##### Records shown #####

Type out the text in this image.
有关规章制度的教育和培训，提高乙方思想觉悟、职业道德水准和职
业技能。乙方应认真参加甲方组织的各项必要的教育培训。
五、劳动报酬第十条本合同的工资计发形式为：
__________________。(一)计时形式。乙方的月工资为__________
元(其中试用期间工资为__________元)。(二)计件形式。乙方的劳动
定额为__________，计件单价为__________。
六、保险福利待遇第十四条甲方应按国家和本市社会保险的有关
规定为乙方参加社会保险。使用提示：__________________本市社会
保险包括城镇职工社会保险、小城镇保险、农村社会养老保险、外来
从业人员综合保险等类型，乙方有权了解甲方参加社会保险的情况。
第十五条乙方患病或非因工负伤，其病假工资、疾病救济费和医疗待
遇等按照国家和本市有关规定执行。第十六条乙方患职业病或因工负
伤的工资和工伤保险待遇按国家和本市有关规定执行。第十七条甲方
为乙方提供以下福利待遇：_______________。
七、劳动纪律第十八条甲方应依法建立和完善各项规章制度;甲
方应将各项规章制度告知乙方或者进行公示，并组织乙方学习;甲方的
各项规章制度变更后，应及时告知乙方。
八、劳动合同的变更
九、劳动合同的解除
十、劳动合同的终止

#####
##### Records shown #####

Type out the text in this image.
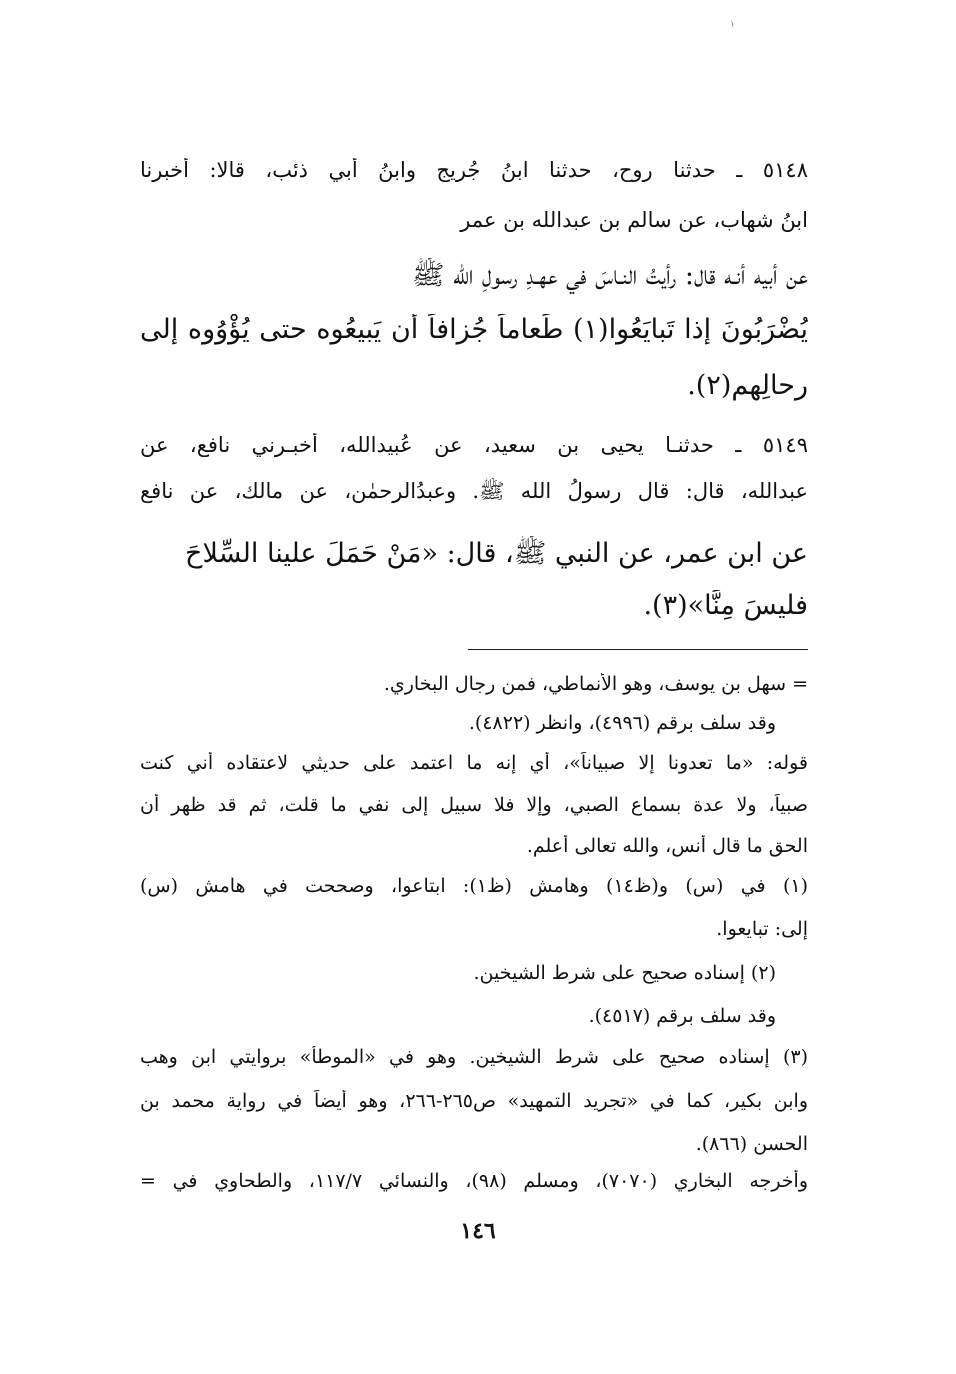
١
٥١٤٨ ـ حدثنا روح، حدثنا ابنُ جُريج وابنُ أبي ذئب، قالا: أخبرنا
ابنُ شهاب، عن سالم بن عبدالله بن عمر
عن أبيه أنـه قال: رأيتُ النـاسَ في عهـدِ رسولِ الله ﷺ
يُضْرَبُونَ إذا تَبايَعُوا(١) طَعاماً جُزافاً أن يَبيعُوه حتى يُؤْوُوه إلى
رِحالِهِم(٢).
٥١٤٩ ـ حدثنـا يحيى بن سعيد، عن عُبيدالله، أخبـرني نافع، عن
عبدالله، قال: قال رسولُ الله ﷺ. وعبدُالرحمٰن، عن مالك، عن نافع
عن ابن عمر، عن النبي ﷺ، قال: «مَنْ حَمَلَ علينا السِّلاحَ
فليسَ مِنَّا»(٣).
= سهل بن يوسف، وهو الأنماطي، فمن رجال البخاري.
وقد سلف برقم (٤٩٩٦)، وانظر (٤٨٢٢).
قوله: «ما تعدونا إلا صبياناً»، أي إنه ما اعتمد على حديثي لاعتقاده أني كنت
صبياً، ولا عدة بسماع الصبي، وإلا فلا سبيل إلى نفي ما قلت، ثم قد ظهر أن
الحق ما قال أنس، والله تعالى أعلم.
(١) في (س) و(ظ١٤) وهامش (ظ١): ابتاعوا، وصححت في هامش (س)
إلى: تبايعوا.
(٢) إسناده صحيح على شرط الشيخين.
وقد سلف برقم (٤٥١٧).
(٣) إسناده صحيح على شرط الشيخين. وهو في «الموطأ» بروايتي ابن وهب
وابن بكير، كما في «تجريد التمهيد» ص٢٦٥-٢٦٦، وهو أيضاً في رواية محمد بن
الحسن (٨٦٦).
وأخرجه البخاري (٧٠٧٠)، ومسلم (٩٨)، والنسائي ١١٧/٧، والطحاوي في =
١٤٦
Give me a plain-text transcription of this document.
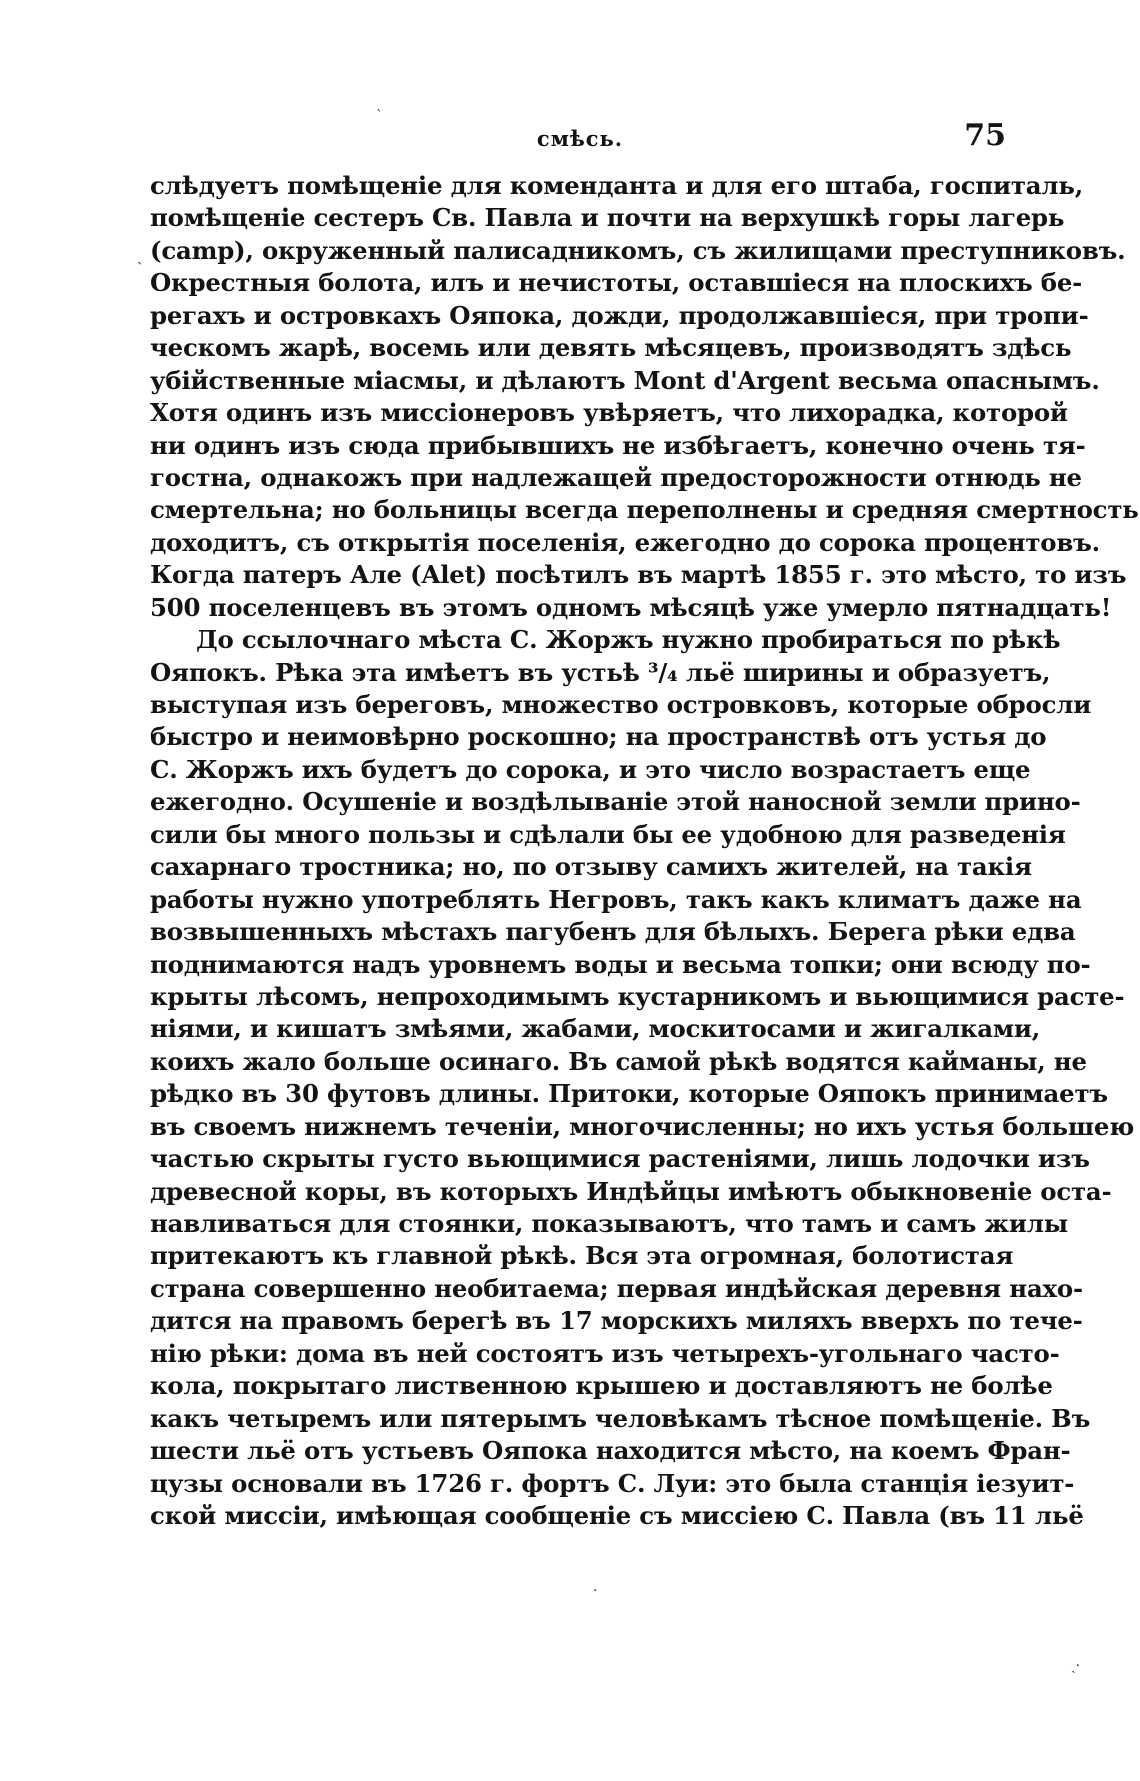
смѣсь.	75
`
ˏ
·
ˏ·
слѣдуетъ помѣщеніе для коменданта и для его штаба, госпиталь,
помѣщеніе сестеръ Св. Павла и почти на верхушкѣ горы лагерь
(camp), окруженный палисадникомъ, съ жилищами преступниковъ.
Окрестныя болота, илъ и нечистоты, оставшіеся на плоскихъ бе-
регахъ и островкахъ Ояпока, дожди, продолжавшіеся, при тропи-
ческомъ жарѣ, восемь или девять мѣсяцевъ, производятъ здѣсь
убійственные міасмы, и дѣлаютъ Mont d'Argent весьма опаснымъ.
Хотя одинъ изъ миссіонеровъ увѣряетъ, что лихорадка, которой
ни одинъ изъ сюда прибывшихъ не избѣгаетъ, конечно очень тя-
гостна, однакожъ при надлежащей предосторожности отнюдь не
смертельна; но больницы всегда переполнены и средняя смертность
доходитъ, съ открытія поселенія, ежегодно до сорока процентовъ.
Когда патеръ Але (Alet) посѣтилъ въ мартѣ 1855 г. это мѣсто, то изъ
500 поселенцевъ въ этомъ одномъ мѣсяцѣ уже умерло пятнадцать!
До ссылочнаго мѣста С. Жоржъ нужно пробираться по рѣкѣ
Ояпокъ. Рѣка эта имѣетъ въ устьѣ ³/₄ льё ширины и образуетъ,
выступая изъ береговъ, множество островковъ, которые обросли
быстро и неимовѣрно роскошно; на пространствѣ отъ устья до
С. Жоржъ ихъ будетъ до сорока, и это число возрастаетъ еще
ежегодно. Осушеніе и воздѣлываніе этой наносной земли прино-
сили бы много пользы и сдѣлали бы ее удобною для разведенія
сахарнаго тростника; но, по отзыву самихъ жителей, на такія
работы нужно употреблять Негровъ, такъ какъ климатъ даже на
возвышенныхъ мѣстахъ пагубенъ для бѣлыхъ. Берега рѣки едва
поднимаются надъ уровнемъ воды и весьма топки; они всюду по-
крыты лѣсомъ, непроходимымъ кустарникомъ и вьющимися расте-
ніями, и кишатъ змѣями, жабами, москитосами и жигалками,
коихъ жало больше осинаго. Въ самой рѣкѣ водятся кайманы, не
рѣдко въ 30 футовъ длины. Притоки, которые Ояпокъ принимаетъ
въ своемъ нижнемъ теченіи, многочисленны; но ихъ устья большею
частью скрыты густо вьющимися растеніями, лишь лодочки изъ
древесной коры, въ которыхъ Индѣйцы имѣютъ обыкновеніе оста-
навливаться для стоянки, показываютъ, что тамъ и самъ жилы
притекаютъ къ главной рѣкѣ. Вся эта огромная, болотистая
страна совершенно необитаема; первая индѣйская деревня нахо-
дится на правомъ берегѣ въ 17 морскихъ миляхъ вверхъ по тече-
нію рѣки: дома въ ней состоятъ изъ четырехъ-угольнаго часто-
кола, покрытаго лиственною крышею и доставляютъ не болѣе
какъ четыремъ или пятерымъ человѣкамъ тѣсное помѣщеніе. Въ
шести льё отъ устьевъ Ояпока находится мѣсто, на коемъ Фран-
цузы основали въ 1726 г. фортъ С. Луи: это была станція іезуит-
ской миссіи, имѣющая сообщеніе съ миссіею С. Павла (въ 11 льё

#####

Only lines with the word "рѣкѣ" are wanted, so copy each one from the records.

Completed exercise:
До ссылочнаго мѣста С. Жоржъ нужно пробираться по рѣкѣ
коихъ жало больше осинаго. Въ самой рѣкѣ водятся кайманы, не
притекаютъ къ главной рѣкѣ. Вся эта огромная, болотистая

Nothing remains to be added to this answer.